- [PASSAGE PROVIDED]:
━━━━━━━━━━━━━━━━━━━━━━━━━━━━━━

Thank You Sandy for the clarification.


----------



## lizziemaxine

Here's a screen shot from the $50 version of Funtime.
Notice on the top image the arrow pointing to the scissor button.
I clicked that and it brought up the screen that is shown in the bottom image.
I made my adjustments in that screen and hit cut and that is what it did.


----------



## CyberSultan

Thanks for the post. It really helps to see what you are seeing. The scissor is interesting because it is a Cut function (as in cut/copy/paste). The cutting screen looks like a software component from Graphtec that most likely allows you to cut from many applications as a printer (which becomes a useful function that would allow you to cut from other programs as well, like CorelDraw or Illustrator).

Edit: See section on Plotter Controller: http://www.graphteccorp.com/imaging/ce5000/index.html


----------



## Girlzndollz

So does the "scissor box" save the day?


----------



## lizziemaxine

Girlzndollz said:


> So does the "scissor box" save the day?


Just looking at it again this morning and the "scissor box" is not what I clicked on to get my design to cut. It is the print function. Whatever it is it works cause it is cutting fine for me.


----------



## azdesigns

Good afternoon Charles, I know this post is a little dated, however, I hope you could assist me with some general information in regards to winpc. I just recently acquired a signmax without any software and I have some questions. A PM would be greatly appreciated. Thanks, Tammy


----------



## chongsta

Hey all.

Im sold on the software for rhinestones - the Funtime software...but could i use my Roland Versacamm sp300v to make stencils? I see that people use a 60degree blade in desktop cutters. Obtaining these blades are easy but i guess i just wanted to see, or if anyone knew of anyone using a large format printer/cutter to cut such small circles!?

many thanks
Dave.


----------



## sjidohair

Dave 
Just a reminder pick the funtime winpc software that works for your cutter,, some support different cutters, 
Ask before you purchase,,, 
I love my winpcsign2010 software


----------



## chongsta

sjidohair said:


> Dave
> Just a reminder pick the funtime winpc software that works for your cutter,, some support different cutters,
> Ask before you purchase,,,
> I love my winpcsign2010 software


Thanks for the reply. I was actually going to export the files in EPS to use in adobe Illustrator. I use the Versacamm for all my vinyl cutting but i think i need a thicker material to catch the stones in the stencil.

many thanks
Dave


----------



## sjidohair

yes you will want to check out all the threads on template materials,, 

I dont have your machine but have been doing templates for some time, if i can help just ask
MMM
Sandy jo


----------



## chongsta

sjidohair said:


> yes you will want to check out all the threads on template materials,,
> 
> I dont have your machine but have been doing templates for some time, if i can help just ask
> MMM
> Sandy jo


cheers 

Can i use a thin card or a vinyl approx 150microns thick? What do you use?

cheers again
Dave


----------



## BML Builder

Anthony,

I think your post really needs to be in the Classifieds section. You will have a much better chance of getting people to see it there.

━━━━━━━━━━━━━━━━━━━━━━━━━━━━━━

- [PROBLEM]:
Reproduce everything in the forum thread from "Thanks for the reply." down to "in the stencil.", putting "SVG" wherever "EPS" appears.

- [PROVIDED INFORMATION]:
━━━━━━━━━━━━━━━━━━━━━━━━━━━━━━

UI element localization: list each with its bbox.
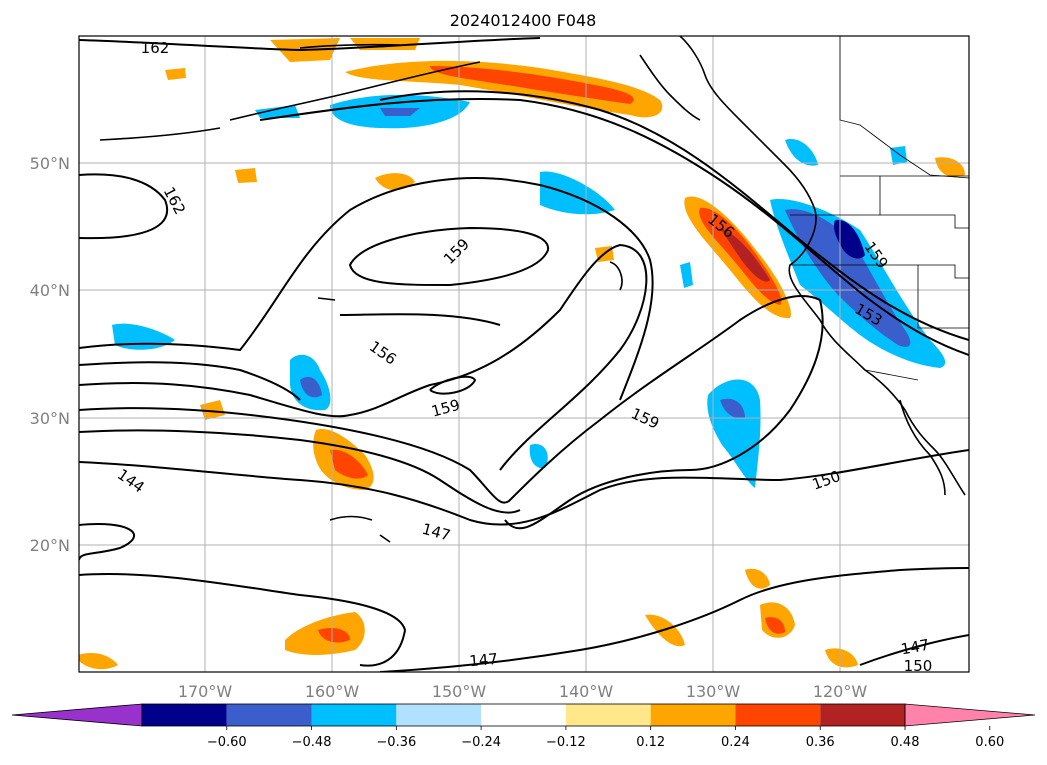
lat-label: 50°N <box>30 154 70 173</box>
colorbar-tick-label: 0.36 <box>806 735 835 750</box>
colorbar-tick-label: −0.12 <box>546 735 586 750</box>
latitude-labels: 50°N 40°N 30°N 20°N <box>30 154 70 555</box>
contour-label: 147 <box>899 636 930 659</box>
colorbar-tick-label: −0.48 <box>292 735 332 750</box>
lat-label: 40°N <box>30 281 70 300</box>
colorbar-extend-low <box>11 703 143 727</box>
height-contours <box>79 37 969 672</box>
colorbar-swatch <box>396 704 482 726</box>
lon-label: 170°W <box>178 682 233 701</box>
colorbar-swatch <box>650 704 736 726</box>
contour-label: 147 <box>469 650 499 670</box>
colorbar-swatch <box>142 704 227 726</box>
political-borders <box>790 36 969 381</box>
contour-label: 150 <box>904 657 933 675</box>
lon-label: 120°W <box>813 682 868 701</box>
lon-label: 140°W <box>559 682 614 701</box>
colorbar-swatch <box>481 704 566 726</box>
contour-label: 162 <box>141 39 170 57</box>
lat-label: 30°N <box>30 409 70 428</box>
plot-frame <box>78 35 970 673</box>
lon-label: 130°W <box>686 682 741 701</box>
plot-area: 162 162 159 159 159 156 156 153 159 150 … <box>79 36 969 675</box>
colorbar-frame <box>141 703 906 727</box>
colorbar-tick-label: 0.24 <box>721 735 750 750</box>
colorbar-tick-label: 0.12 <box>636 735 665 750</box>
figure-title: 2024012400 F048 <box>450 11 597 30</box>
colorbar-tick-label: −0.24 <box>461 735 501 750</box>
colorbar-tick-label: −0.36 <box>376 735 416 750</box>
colorbar: −0.60 −0.48 −0.36 −0.24 −0.12 0.12 0.24 0.36 0.4… <box>11 703 1036 750</box>
lon-label: 150°W <box>432 682 487 701</box>
colorbar-swatch <box>226 704 312 726</box>
longitude-labels: 170°W 160°W 150°W 140°W 130°W 120°W <box>178 682 868 701</box>
colorbar-swatch <box>735 704 821 726</box>
lon-label: 160°W <box>305 682 360 701</box>
colorbar-swatch <box>311 704 397 726</box>
colorbar-extend-high <box>904 703 1036 727</box>
colorbar-swatch <box>565 704 651 726</box>
colorbar-tick-label: −0.60 <box>207 735 247 750</box>
colorbar-tick-label: 0.48 <box>891 735 920 750</box>
colorbar-tick-label: 0.60 <box>975 735 1004 750</box>
coastlines <box>99 36 966 543</box>
colorbar-swatch <box>820 704 905 726</box>
graticule <box>79 36 969 672</box>
lat-label: 20°N <box>30 536 70 555</box>
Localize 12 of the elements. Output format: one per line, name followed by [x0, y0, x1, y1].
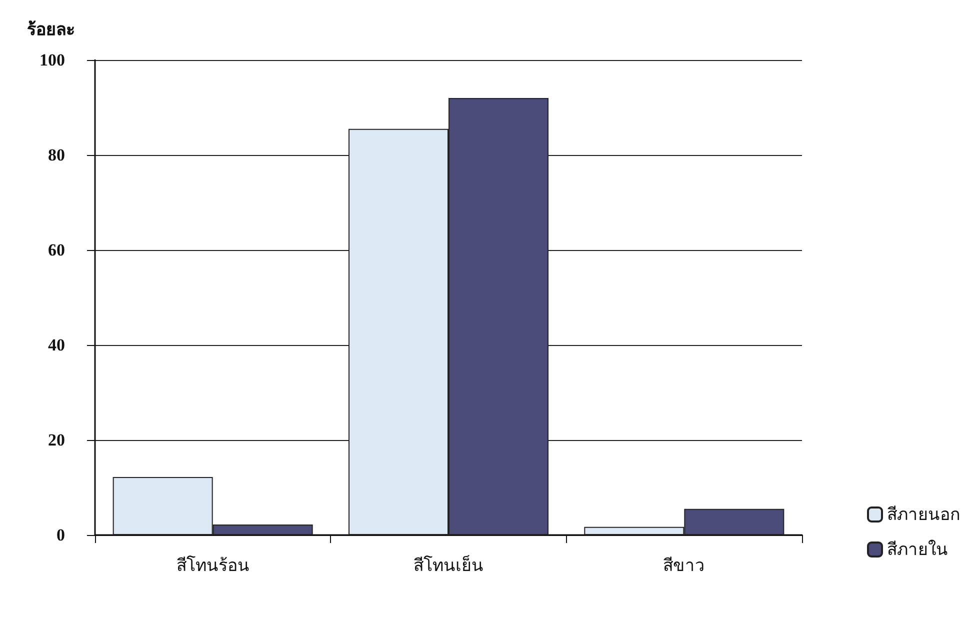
- y-tick-label: 80: [48, 146, 65, 164]
- y-tick-label: 0: [56, 526, 65, 544]
- y-tick-label: 40: [48, 336, 65, 354]
- y-tick-label: 60: [48, 240, 65, 260]
- x-tick-label: สีขาว: [663, 556, 706, 575]
- y-axis-title: ร้อยละ: [27, 20, 75, 39]
- x-tick-label: สีโทนร้อน: [176, 555, 250, 575]
- legend-label: สีภายใน: [887, 539, 948, 559]
- legend-label: สีภายนอก: [887, 505, 960, 524]
- x-tick-label: สีโทนเย็น: [414, 554, 484, 575]
- y-tick-label: 100: [40, 50, 65, 70]
- y-tick-label: 20: [48, 430, 65, 450]
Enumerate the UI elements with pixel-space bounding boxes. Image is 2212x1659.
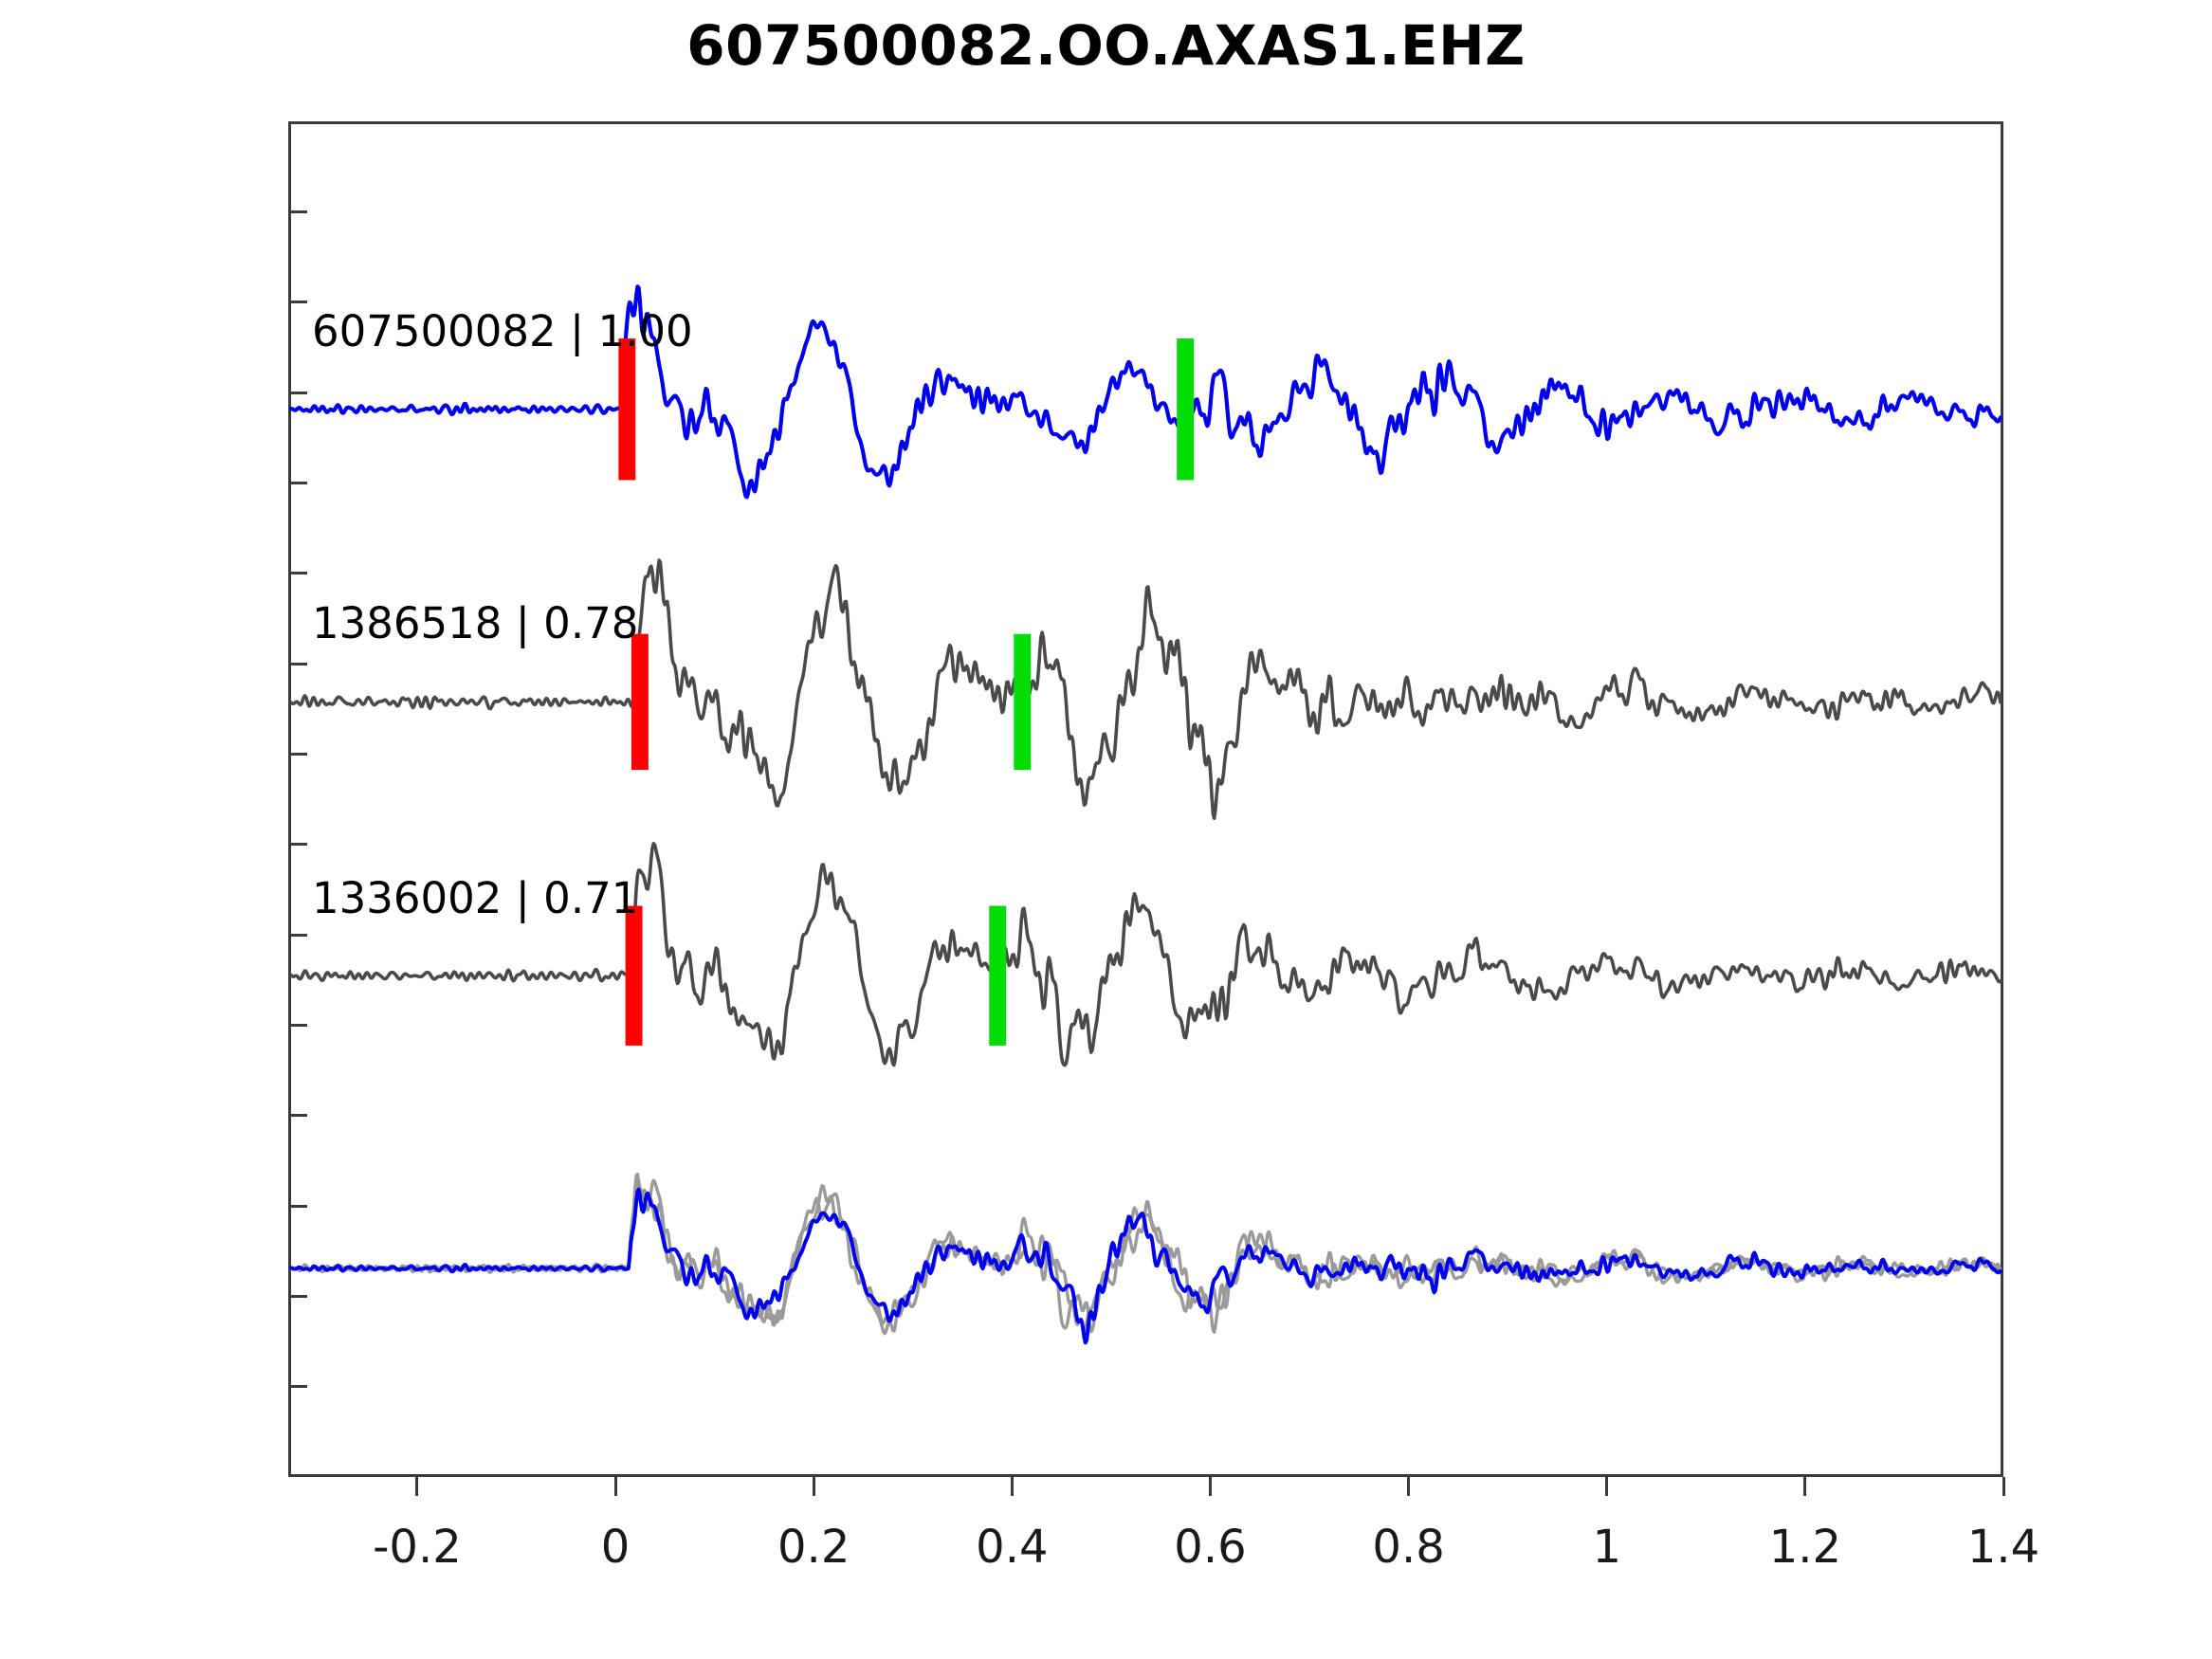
x-tick-label: 0.8 [1372, 1521, 1445, 1574]
x-tick-label: 1.2 [1768, 1521, 1842, 1574]
trace-label-1386518: 1386518 | 0.78 [312, 598, 639, 648]
y-tick-mark [288, 1114, 307, 1118]
y-tick-mark [288, 391, 307, 394]
pick-marker-s-607500082 [1177, 338, 1195, 481]
x-tick-mark [1407, 1477, 1411, 1496]
y-tick-mark [288, 752, 307, 756]
y-tick-mark [288, 1204, 307, 1208]
phase-pick-markers [618, 338, 1195, 1046]
pick-marker-p-1386518 [631, 633, 649, 771]
x-tick-label: 1 [1592, 1521, 1621, 1574]
y-tick-mark [288, 301, 307, 304]
pick-marker-s-1386518 [1014, 633, 1032, 771]
trace-label-1336002: 1336002 | 0.71 [312, 873, 639, 923]
x-tick-mark [1605, 1477, 1609, 1496]
y-tick-mark [288, 662, 307, 665]
y-tick-mark [288, 210, 307, 213]
trace-label-607500082: 607500082 | 1.00 [312, 306, 693, 356]
x-tick-mark [613, 1477, 617, 1496]
x-tick-mark [1208, 1477, 1212, 1496]
y-tick-mark [288, 933, 307, 937]
x-tick-label: 0 [600, 1521, 631, 1574]
y-tick-mark [288, 1385, 307, 1389]
waveform-canvas [288, 124, 2003, 1474]
x-tick-mark [415, 1477, 419, 1496]
x-tick-mark [1010, 1477, 1014, 1496]
x-tick-label: 1.4 [1966, 1521, 2040, 1574]
y-tick-mark [288, 1023, 307, 1027]
x-tick-label: 0.4 [976, 1521, 1049, 1574]
trace-line-607500082 [288, 284, 2003, 500]
pick-marker-p-1336002 [625, 905, 643, 1046]
y-tick-mark [288, 481, 307, 484]
x-tick-label: -0.2 [373, 1521, 462, 1574]
y-tick-mark [288, 1294, 307, 1298]
x-tick-label: 0.2 [777, 1521, 850, 1574]
plot-area: 607500082 | 1.00 1386518 | 0.78 1336002 … [288, 121, 2003, 1477]
waveform-traces [288, 284, 2003, 1345]
overlay-trace-blue [289, 1187, 2002, 1345]
x-tick-mark [2002, 1477, 2005, 1496]
pick-marker-s-1336002 [989, 905, 1007, 1046]
page-title: 607500082.OO.AXAS1.EHZ [686, 13, 1526, 78]
trace-line-1336002 [289, 842, 2002, 1067]
y-tick-mark [288, 572, 307, 575]
x-tick-mark [812, 1477, 815, 1496]
y-tick-mark [288, 843, 307, 847]
trace-line-1386518 [289, 558, 2002, 821]
x-tick-mark [1803, 1477, 1807, 1496]
x-tick-label: 0.6 [1174, 1521, 1247, 1574]
pick-marker-p-607500082 [618, 338, 636, 481]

━━━━━━━━━━━━━━━━━━━━━━━━━━━━━━

- [EXERCISE OUTPUT]:
Thanks for the reply. I was actually going to export the files in SVG to use in adobe Illustrator. I use the Versacamm for all my vinyl cutting but i think i need a thicker material to catch the stones in the stencil.